> WORK INSTRUCTIONS
Set out the listing below as a JSON list of strings, one string per line, skipping blank lines and leaving out the pictures.

> EXTRACTED ENTRIES

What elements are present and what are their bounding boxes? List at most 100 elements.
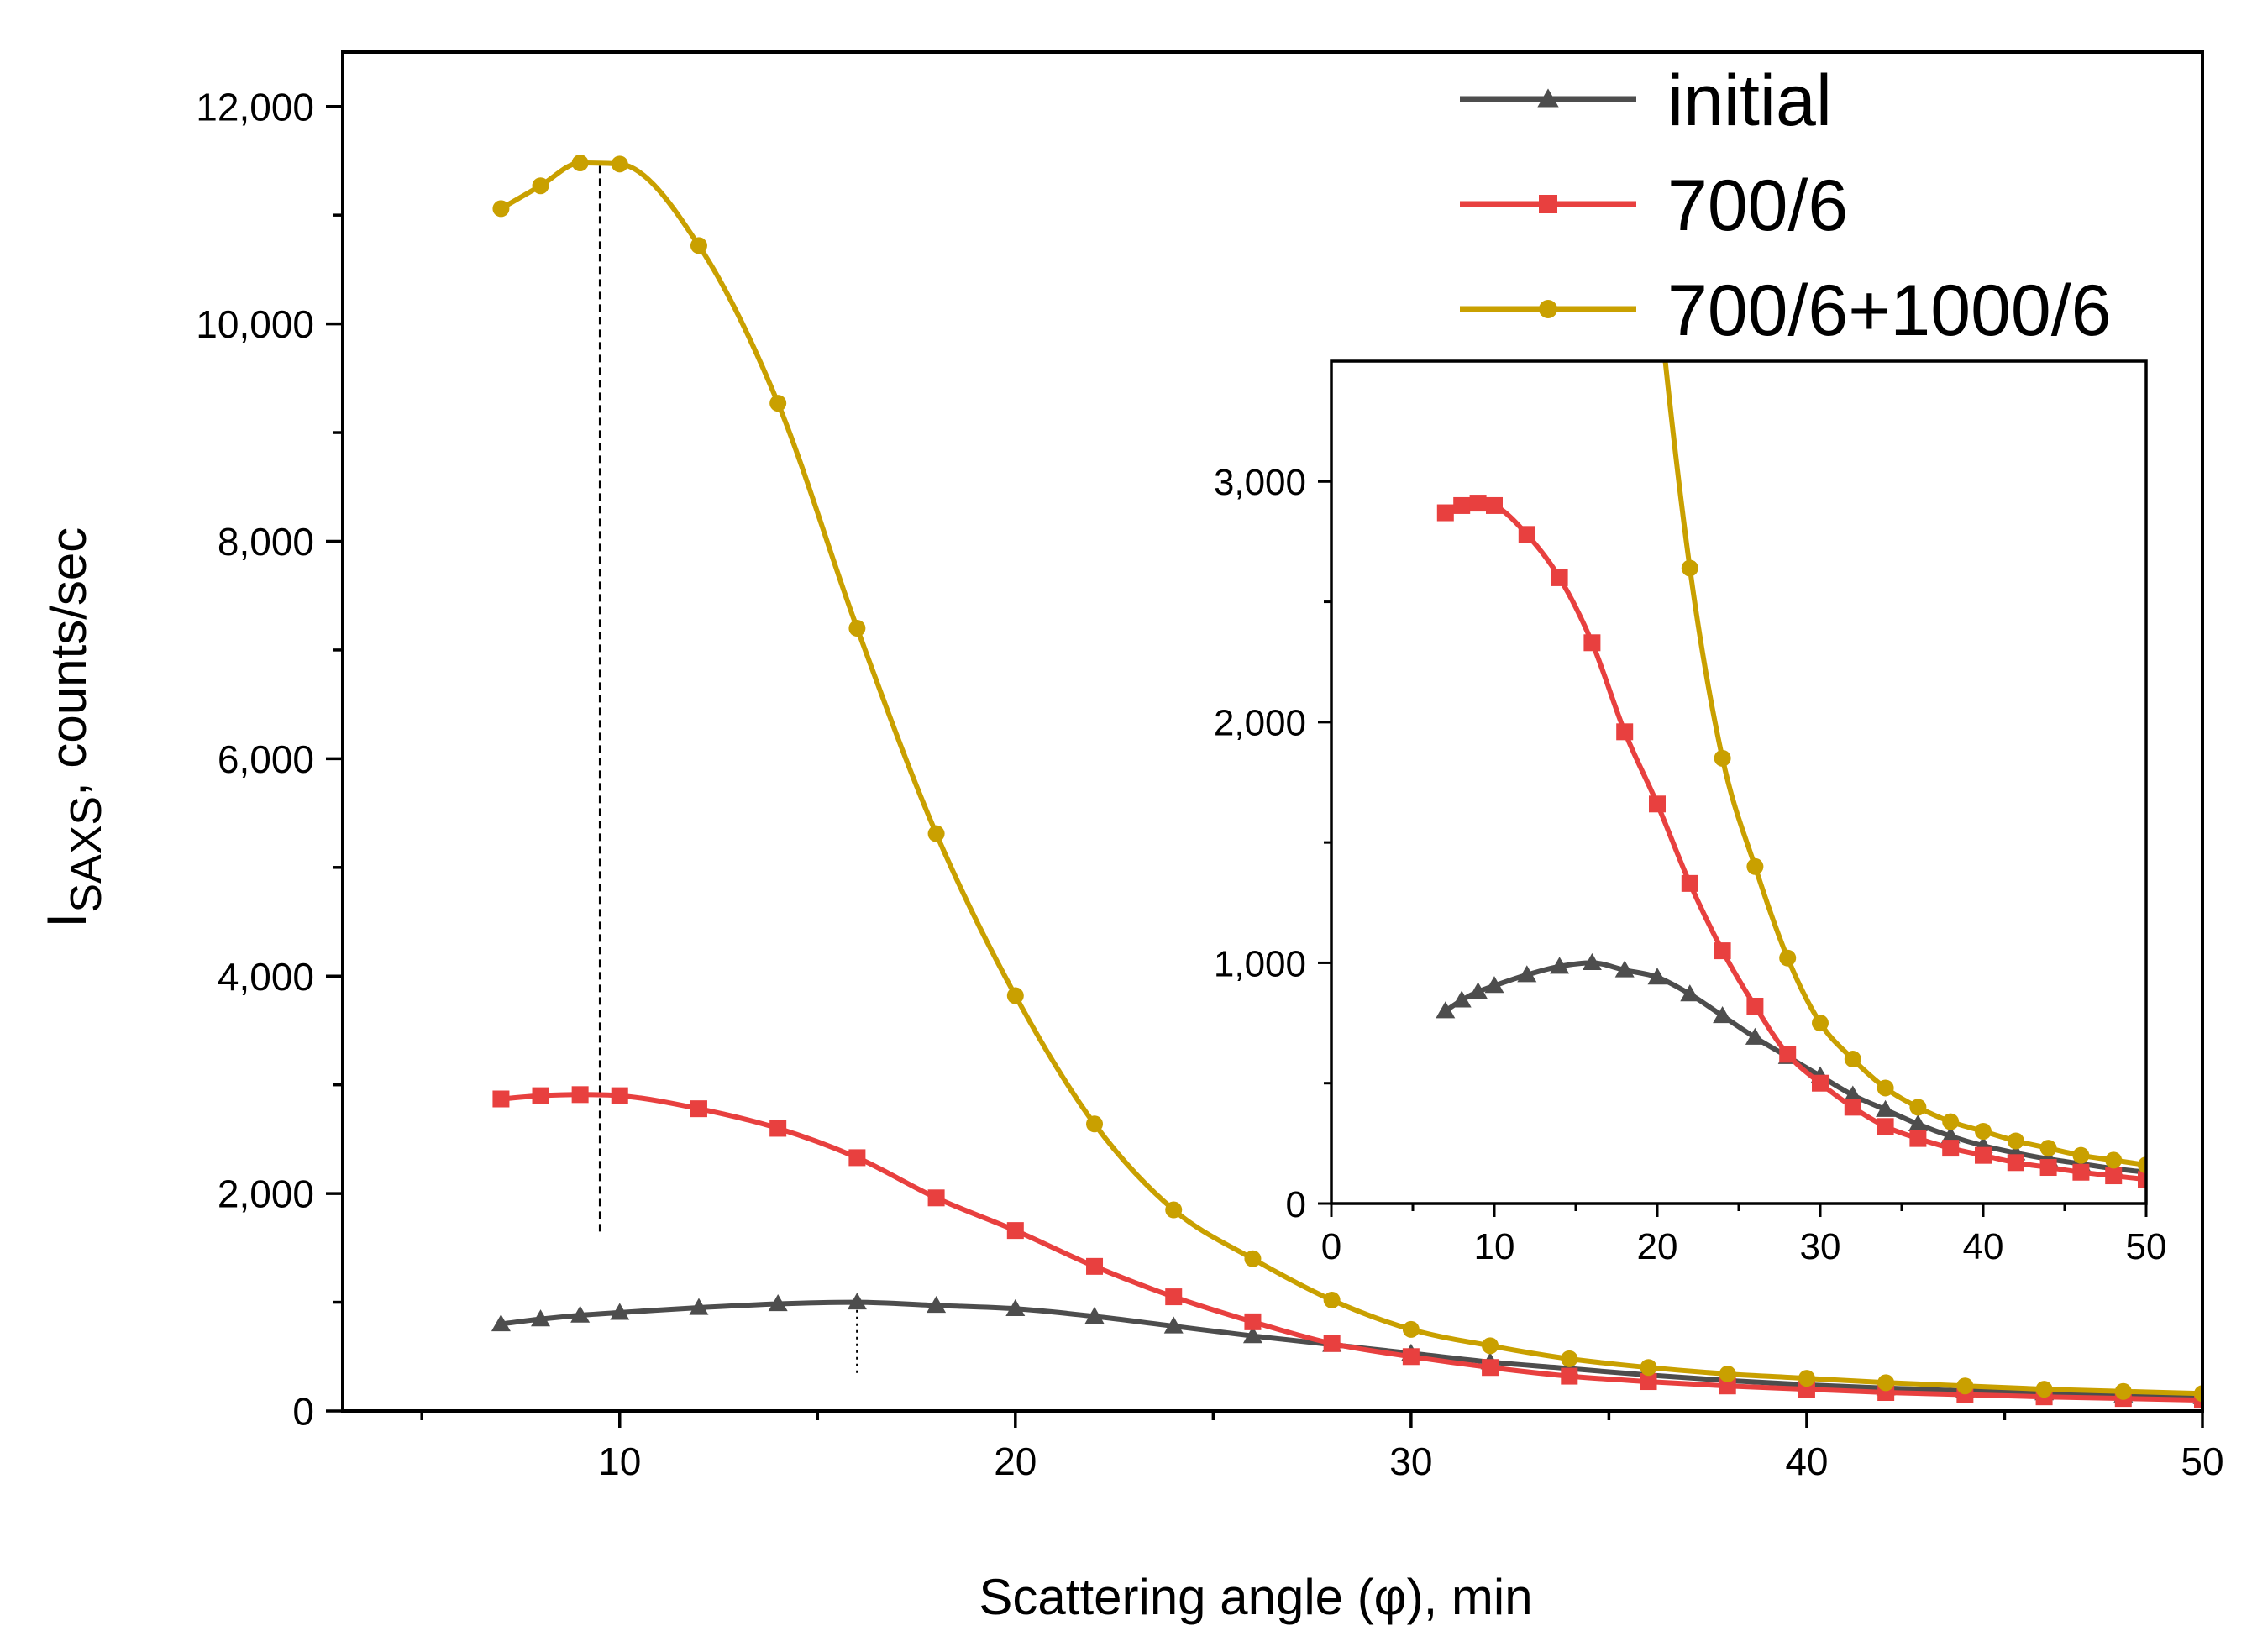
inset-data-point bbox=[1451, 990, 1472, 1008]
main-series-line bbox=[501, 1299, 2202, 1400]
main-frame bbox=[341, 50, 2204, 1413]
main-data-point bbox=[532, 1087, 549, 1104]
main-data-point bbox=[1005, 1298, 1026, 1316]
main-data-point bbox=[491, 1314, 511, 1332]
axis-titles: Scattering angle (φ), min ISAXS, counts/… bbox=[35, 527, 1533, 1625]
x-axis-label: Scattering angle (φ), min bbox=[979, 1569, 1532, 1625]
main-data-point bbox=[689, 1298, 709, 1315]
inset-data-point bbox=[1745, 1027, 1765, 1045]
inset-x-tick-label: 30 bbox=[1800, 1226, 1841, 1267]
inset-data-point bbox=[1614, 960, 1635, 978]
main-data-point bbox=[690, 237, 707, 254]
inset-data-point bbox=[1713, 1005, 1733, 1024]
main-data-point bbox=[1244, 1250, 1262, 1267]
inset-x-tick-label: 40 bbox=[1963, 1226, 2004, 1267]
main-data-point bbox=[1640, 1373, 1657, 1391]
main-data-point bbox=[1323, 1335, 1341, 1352]
main-x-tick-label: 40 bbox=[1785, 1440, 1828, 1483]
main-data-point bbox=[690, 1100, 707, 1118]
main-y-tick-label: 2,000 bbox=[218, 1172, 314, 1216]
inset-data-point bbox=[1550, 957, 1570, 974]
main-data-point bbox=[1561, 1367, 1578, 1385]
inset-data-point bbox=[1714, 942, 1731, 960]
inset-data-point bbox=[1517, 965, 1537, 983]
main-data-point bbox=[1084, 1306, 1105, 1324]
inset-data-point bbox=[1551, 569, 1568, 586]
main-data-point bbox=[1086, 1115, 1104, 1133]
inset-data-point bbox=[1714, 749, 1731, 767]
legend-marker bbox=[1539, 195, 1557, 213]
inset-data-point bbox=[2105, 1167, 2123, 1185]
main-data-point bbox=[1163, 1316, 1184, 1334]
inset-y-tick-label: 2,000 bbox=[1214, 703, 1306, 744]
inset-data-point bbox=[2007, 1132, 2024, 1150]
main-data-point bbox=[1402, 1320, 1420, 1338]
inset-frame bbox=[1330, 359, 2148, 1205]
inset-data-point bbox=[1583, 634, 1601, 652]
inset-data-point bbox=[1453, 496, 1471, 514]
legend-entry-initial: initial bbox=[1460, 60, 1832, 141]
inset-series-700-6 bbox=[1436, 495, 2146, 1188]
main-data-point bbox=[848, 1149, 866, 1167]
main-y-tick-label: 4,000 bbox=[218, 955, 314, 999]
main-data-point bbox=[1561, 1350, 1578, 1367]
inset-data-point bbox=[1812, 1074, 1829, 1092]
inset-x-tick-label: 20 bbox=[1637, 1226, 1678, 1267]
inset-y-tick-label: 0 bbox=[1286, 1184, 1306, 1225]
main-y-tick-label: 0 bbox=[292, 1390, 314, 1434]
main-data-point bbox=[531, 1309, 551, 1327]
main-data-point bbox=[1956, 1377, 1974, 1395]
main-data-point bbox=[927, 1295, 947, 1314]
main-data-point bbox=[1086, 1257, 1104, 1275]
inset-data-point bbox=[1681, 559, 1698, 577]
inset-data-point bbox=[1436, 1001, 1456, 1019]
legend: initial 700/6 700/6+1000/6 bbox=[1460, 60, 2111, 351]
inset-data-point bbox=[1908, 1114, 1928, 1132]
inset-data-point bbox=[1484, 976, 1504, 994]
main-data-point bbox=[1165, 1288, 1183, 1306]
inset-data-point bbox=[1812, 1015, 1829, 1032]
inset-data-point bbox=[1975, 1146, 1992, 1164]
inset-data-point bbox=[1909, 1130, 1927, 1147]
legend-label: initial bbox=[1667, 60, 1832, 141]
y-axis-label-main: I bbox=[35, 913, 97, 928]
y-axis-label-rest: , counts/sec bbox=[40, 527, 97, 796]
main-data-point bbox=[611, 155, 628, 173]
main-data-point bbox=[570, 1305, 591, 1323]
main-data-point bbox=[1482, 1359, 1499, 1377]
inset-data-point bbox=[1843, 1085, 1863, 1103]
inset-data-point bbox=[1877, 1079, 1894, 1097]
main-series-line bbox=[499, 160, 2202, 1397]
main-data-point bbox=[1798, 1370, 1815, 1387]
inset-data-point bbox=[2072, 1146, 2090, 1164]
inset-y-tick-label: 3,000 bbox=[1214, 462, 1306, 503]
inset-data-point bbox=[2039, 1159, 2057, 1177]
inset-data-point bbox=[1877, 1118, 1894, 1135]
main-data-point bbox=[769, 1120, 787, 1137]
main-series-line bbox=[501, 1092, 2202, 1403]
inset-data-point bbox=[1649, 275, 1666, 292]
inset-x-tick-label: 0 bbox=[1321, 1226, 1341, 1267]
main-data-point bbox=[532, 177, 549, 195]
inset-data-point bbox=[1942, 1140, 1960, 1157]
inset-data-point bbox=[1616, 723, 1634, 741]
main-data-point bbox=[571, 1086, 589, 1104]
main-data-point bbox=[2114, 1382, 2132, 1400]
main-data-point bbox=[927, 1189, 945, 1207]
legend-label: 700/6 bbox=[1667, 165, 1848, 246]
inset-data-point bbox=[1844, 1051, 1861, 1068]
inset-data-point bbox=[1940, 1126, 1961, 1144]
inset-data-point bbox=[1876, 1099, 1896, 1117]
main-data-point bbox=[610, 1303, 630, 1320]
inset-data-point bbox=[1746, 998, 1764, 1015]
main-series-700-6-1000-6 bbox=[492, 155, 2202, 1403]
main-data-point bbox=[1006, 987, 1024, 1004]
main-data-point bbox=[1006, 1222, 1024, 1240]
legend-marker bbox=[1539, 300, 1557, 318]
main-data-point bbox=[2035, 1381, 2053, 1398]
legend-marker bbox=[1537, 88, 1559, 108]
inset-background bbox=[1331, 361, 2146, 1204]
main-data-point bbox=[927, 825, 945, 842]
main-x-tick-label: 20 bbox=[994, 1440, 1037, 1483]
main-data-point bbox=[1402, 1348, 1420, 1366]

> THE COMPLETED TASK
[
  "What elements are present and what are their bounding boxes? List at most 100 elements.",
  "inset-data-point bbox=[1451, 990, 1472, 1008]",
  "main-series-line bbox=[501, 1299, 2202, 1400]",
  "main-frame bbox=[341, 50, 2204, 1413]",
  "main-data-point bbox=[532, 1087, 549, 1104]",
  "main-data-point bbox=[1005, 1298, 1026, 1316]",
  "main-data-point bbox=[491, 1314, 511, 1332]",
  "axis-titles: Scattering angle (φ), min ISAXS, counts/… bbox=[35, 527, 1533, 1625]",
  "x-axis-label: Scattering angle (φ), min bbox=[979, 1569, 1532, 1625]",
  "main-data-point bbox=[689, 1298, 709, 1315]",
  "inset-data-point bbox=[1745, 1027, 1765, 1045]",
  "inset-x-tick-label: 30 bbox=[1800, 1226, 1841, 1267]",
  "inset-data-point bbox=[1614, 960, 1635, 978]",
  "main-data-point bbox=[690, 237, 707, 254]",
  "inset-data-point bbox=[1713, 1005, 1733, 1024]",
  "main-data-point bbox=[1244, 1250, 1262, 1267]",
  "inset-x-tick-label: 40 bbox=[1963, 1226, 2004, 1267]",
  "main-data-point bbox=[1640, 1373, 1657, 1391]",
  "main-data-point bbox=[1323, 1335, 1341, 1352]",
  "main-x-tick-label: 40 bbox=[1785, 1440, 1828, 1483]",
  "main-data-point bbox=[690, 1100, 707, 1118]",
  "main-y-tick-label: 2,000 bbox=[218, 1172, 314, 1216]",
  "inset-data-point bbox=[1550, 957, 1570, 974]",
  "main-data-point bbox=[1561, 1367, 1578, 1385]",
  "inset-data-point bbox=[1714, 942, 1731, 960]",
  "inset-data-point bbox=[1517, 965, 1537, 983]",
  "main-data-point bbox=[1084, 1306, 1105, 1324]",
  "inset-data-point bbox=[1551, 569, 1568, 586]",
  "main-data-point bbox=[1086, 1115, 1104, 1133]",
  "inset-data-point bbox=[1714, 749, 1731, 767]",
  "legend-marker bbox=[1539, 195, 1557, 213]",
  "inset-data-point bbox=[2105, 1167, 2123, 1185]",
  "main-data-point bbox=[1163, 1316, 1184, 1334]",
  "inset-y-tick-label: 2,000 bbox=[1214, 703, 1306, 744]",
  "inset-data-point bbox=[2007, 1132, 2024, 1150]",
  "main-data-point bbox=[1402, 1320, 1420, 1338]",
  "inset-frame bbox=[1330, 359, 2148, 1205]",
  "inset-data-point bbox=[1583, 634, 1601, 652]",
  "inset-data-point bbox=[1453, 496, 1471, 514]",
  "legend-entry-initial: initial bbox=[1460, 60, 1832, 141]",
  "inset-series-700-6 bbox=[1436, 495, 2146, 1188]",
  "main-data-point bbox=[848, 1149, 866, 1167]",
  "main-y-tick-label: 4,000 bbox=[218, 955, 314, 999]",
  "main-data-point bbox=[1561, 1350, 1578, 1367]",
  "inset-data-point bbox=[1812, 1074, 1829, 1092]",
  "inset-x-tick-label: 20 bbox=[1637, 1226, 1678, 1267]",
  "inset-y-tick-label: 0 bbox=[1286, 1184, 1306, 1225]",
  "main-y-tick-label: 0 bbox=[292, 1390, 314, 1434]",
  "main-data-point bbox=[531, 1309, 551, 1327]",
  "main-data-point bbox=[1956, 1377, 1974, 1395]",
  "main-data-point bbox=[927, 1295, 947, 1314]",
  "main-data-point bbox=[1086, 1257, 1104, 1275]",
  "inset-data-point bbox=[1681, 559, 1698, 577]",
  "inset-data-point bbox=[1436, 1001, 1456, 1019]",
  "legend: initial 700/6 700/6+1000/6 bbox=[1460, 60, 2111, 351]",
  "inset-data-point bbox=[1908, 1114, 1928, 1132]",
  "inset-data-point bbox=[1484, 976, 1504, 994]",
  "main-data-point bbox=[1165, 1288, 1183, 1306]",
  "inset-data-point bbox=[1812, 1015, 1829, 1032]",
  "inset-data-point bbox=[1975, 1146, 1992, 1164]",
  "inset-data-point bbox=[1909, 1130, 1927, 1147]",
  "legend-label: initial bbox=[1667, 60, 1832, 141]",
  "y-axis-label-main: I bbox=[35, 913, 97, 928]",
  "y-axis-label-rest: , counts/sec bbox=[40, 527, 97, 796]",
  "main-data-point bbox=[611, 155, 628, 173]",
  "main-data-point bbox=[570, 1305, 591, 1323]",
  "main-data-point bbox=[1482, 1359, 1499, 1377]",
  "inset-data-point bbox=[1843, 1085, 1863, 1103]",
  "inset-data-point bbox=[1877, 1079, 1894, 1097]",
  "main-series-line bbox=[499, 160, 2202, 1397]",
  "main-data-point bbox=[1798, 1370, 1815, 1387]",
  "inset-data-point bbox=[2072, 1146, 2090, 1164]",
  "inset-y-tick-label: 3,000 bbox=[1214, 462, 1306, 503]",
  "inset-data-point bbox=[2039, 1159, 2057, 1177]",
  "inset-data-point bbox=[1877, 1118, 1894, 1135]",
  "main-data-point bbox=[769, 1120, 787, 1137]",
  "main-series-line bbox=[501, 1092, 2202, 1403]",
  "inset-data-point bbox=[1649, 275, 1666, 292]",
  "inset-x-tick-label: 0 bbox=[1321, 1226, 1341, 1267]",
  "main-data-point bbox=[532, 177, 549, 195]",
  "inset-data-point bbox=[1942, 1140, 1960, 1157]",
  "inset-data-point bbox=[1616, 723, 1634, 741]",
  "main-data-point bbox=[571, 1086, 589, 1104]",
  "main-data-point bbox=[2114, 1382, 2132, 1400]",
  "main-data-point bbox=[927, 1189, 945, 1207]",
  "legend-label: 700/6 bbox=[1667, 165, 1848, 246]",
  "inset-data-point bbox=[1844, 1051, 1861, 1068]",
  "inset-data-point bbox=[1940, 1126, 1961, 1144]",
  "inset-data-point bbox=[1876, 1099, 1896, 1117]",
  "main-data-point bbox=[610, 1303, 630, 1320]",
  "inset-data-point bbox=[1746, 998, 1764, 1015]",
  "main-series-700-6-1000-6 bbox=[492, 155, 2202, 1403]",
  "main-data-point bbox=[1006, 987, 1024, 1004]",
  "main-data-point bbox=[1006, 1222, 1024, 1240]",
  "legend-marker bbox=[1539, 300, 1557, 318]",
  "main-data-point bbox=[2035, 1381, 2053, 1398]",
  "legend-marker bbox=[1537, 88, 1559, 108]",
  "inset-background bbox=[1331, 361, 2146, 1204]",
  "main-data-point bbox=[927, 825, 945, 842]",
  "main-x-tick-label: 20 bbox=[994, 1440, 1037, 1483]",
  "main-data-point bbox=[1402, 1348, 1420, 1366]"
]